> _Items listed in a dataset_
================

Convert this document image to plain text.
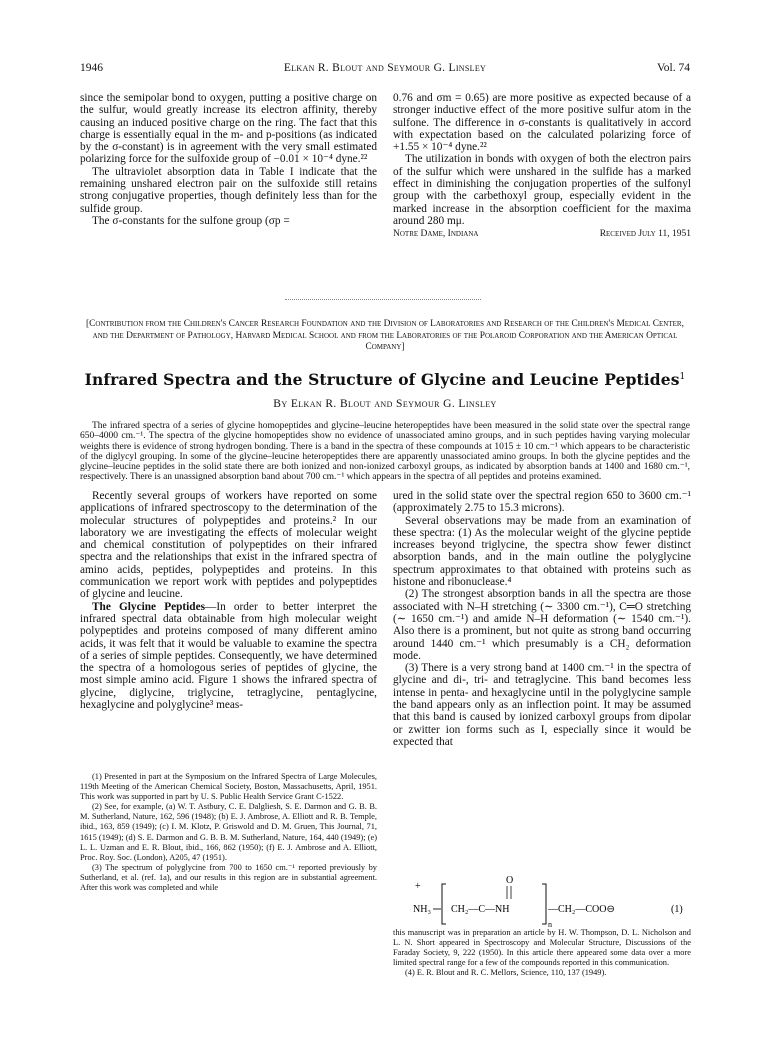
1946	Elkan R. Blout and Seymour G. Linsley	Vol. 74

since the semipolar bond to oxygen, putting a positive charge on the sulfur, would greatly increase its electron affinity, thereby causing an induced positive charge on the ring. The fact that this charge is essentially equal in the m- and p-positions (as indicated by the σ-constant) is in agreement with the very small estimated polarizing force for the sulfoxide group of −0.01 × 10⁻⁴ dyne.²²

The ultraviolet absorption data in Table I indicate that the remaining unshared electron pair on the sulfoxide still retains strong conjugative properties, though definitely less than for the sulfide group.

The σ-constants for the sulfone group (σp =

0.76 and σm = 0.65) are more positive as expected because of a stronger inductive effect of the more positive sulfur atom in the sulfone. The difference in σ-constants is qualitatively in accord with expectation based on the calculated polarizing force of +1.55 × 10⁻⁴ dyne.²²

The utilization in bonds with oxygen of both the electron pairs of the sulfur which were unshared in the sulfide has a marked effect in diminishing the conjugation properties of the sulfonyl group with the carbethoxyl group, especially evident in the marked increase in the absorption coefficient for the maxima around 280 mμ.

Notre Dame, Indiana	Received July 11, 1951
[Contribution from the Children's Cancer Research Foundation and the Division of Laboratories and Research of the Children's Medical Center, and the Department of Pathology, Harvard Medical School and from the Laboratories of the Polaroid Corporation and the American Optical Company]
Infrared Spectra and the Structure of Glycine and Leucine Peptides$^1$
By Elkan R. Blout and Seymour G. Linsley
The infrared spectra of a series of glycine homopeptides and glycine–leucine heteropeptides have been measured in the solid state over the spectral range 650–4000 cm.⁻¹. The spectra of the glycine homopeptides show no evidence of unassociated amino groups, and in such peptides having varying molecular weights there is evidence of strong hydrogen bonding. There is a band in the spectra of these compounds at 1015 ± 10 cm.⁻¹ which appears to be characteristic of the diglycyl grouping. In some of the glycine–leucine heteropeptides there are apparently unassociated amino groups. In both the glycine peptides and the glycine–leucine peptides in the solid state there are both ionized and non-ionized carboxyl groups, as indicated by absorption bands at 1400 and 1680 cm.⁻¹, respectively. There is an unassigned absorption band about 700 cm.⁻¹ which appears in the spectra of all peptides and proteins examined.

Recently several groups of workers have reported on some applications of infrared spectroscopy to the determination of the molecular structures of polypeptides and proteins.² In our laboratory we are investigating the effects of molecular weight and chemical constitution of polypeptides on their infrared spectra and the relationships that exist in the infrared spectra of amino acids, peptides, polypeptides and proteins. In this communication we report work with peptides and polypeptides of glycine and leucine.

The Glycine Peptides—In order to better interpret the infrared spectral data obtainable from high molecular weight polypeptides and proteins composed of many different amino acids, it was felt that it would be valuable to examine the spectra of a series of simple peptides. Consequently, we have determined the spectra of a homologous series of peptides of glycine, the most simple amino acid. Figure 1 shows the infrared spectra of glycine, diglycine, triglycine, tetraglycine, pentaglycine, hexaglycine and polyglycine³ meas-

ured in the solid state over the spectral region 650 to 3600 cm.⁻¹ (approximately 2.75 to 15.3 microns).

Several observations may be made from an examination of these spectra: (1) As the molecular weight of the glycine peptide increases beyond triglycine, the spectra show fewer distinct absorption bands, and in the main outline the polyglycine spectrum approximates to that obtained with proteins such as histone and ribonuclease.⁴

(2) The strongest absorption bands in all the spectra are those associated with N–H stretching (∼ 3300 cm.⁻¹), C═O stretching (∼ 1650 cm.⁻¹) and amide N–H deformation (∼ 1540 cm.⁻¹). Also there is a prominent, but not quite as strong band occurring around 1440 cm.⁻¹ which presumably is a CH₂ deformation mode.

(3) There is a very strong band at 1400 cm.⁻¹ in the spectra of glycine and di-, tri- and tetraglycine. This band becomes less intense in penta- and hexaglycine until in the polyglycine sample the band appears only as an inflection point. It may be assumed that this band is caused by ionized carboxyl groups from dipolar or zwitter ion forms such as I, especially since it would be expected that

+
NH₃
O
CH₂—C—NH
n
—CH₂—COO⊖	(1)

(1) Presented in part at the Symposium on the Infrared Spectra of Large Molecules, 119th Meeting of the American Chemical Society, Boston, Massachusetts, April, 1951. This work was supported in part by U. S. Public Health Service Grant C-1522.

(2) See, for example, (a) W. T. Astbury, C. E. Dalgliesh, S. E. Darmon and G. B. B. M. Sutherland, Nature, 162, 596 (1948); (b) E. J. Ambrose, A. Elliott and R. B. Temple, ibid., 163, 859 (1949); (c) I. M. Klotz, P. Griswold and D. M. Gruen, This Journal, 71, 1615 (1949); (d) S. E. Darmon and G. B. B. M. Sutherland, Nature, 164, 440 (1949); (e) L. L. Uzman and E. R. Blout, ibid., 166, 862 (1950); (f) E. J. Ambrose and A. Elliott, Proc. Roy. Soc. (London), A205, 47 (1951).

(3) The spectrum of polyglycine from 700 to 1650 cm.⁻¹ reported previously by Sutherland, et al. (ref. 1a), and our results in this region are in substantial agreement. After this work was completed and while

this manuscript was in preparation an article by H. W. Thompson, D. L. Nicholson and L. N. Short appeared in Spectroscopy and Molecular Structure, Discussions of the Faraday Society, 9, 222 (1950). In this article there appeared some data over a more limited spectral range for a few of the compounds reported in this communication.

(4) E. R. Blout and R. C. Mellors, Science, 110, 137 (1949).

================

Read through the entries above, and wherever a line holds the string "sulfide", copy it.

The ultraviolet absorption data in Table I indicate that the remaining unshared electron pair on the sulfoxide still retains strong conjugative properties, though definitely less than for the sulfide group.
The utilization in bonds with oxygen of both the electron pairs of the sulfur which were unshared in the sulfide has a marked effect in diminishing the conjugation properties of the sulfonyl group with the carbethoxyl group, especially evident in the marked increase in the absorption coefficient for the maxima around 280 mμ.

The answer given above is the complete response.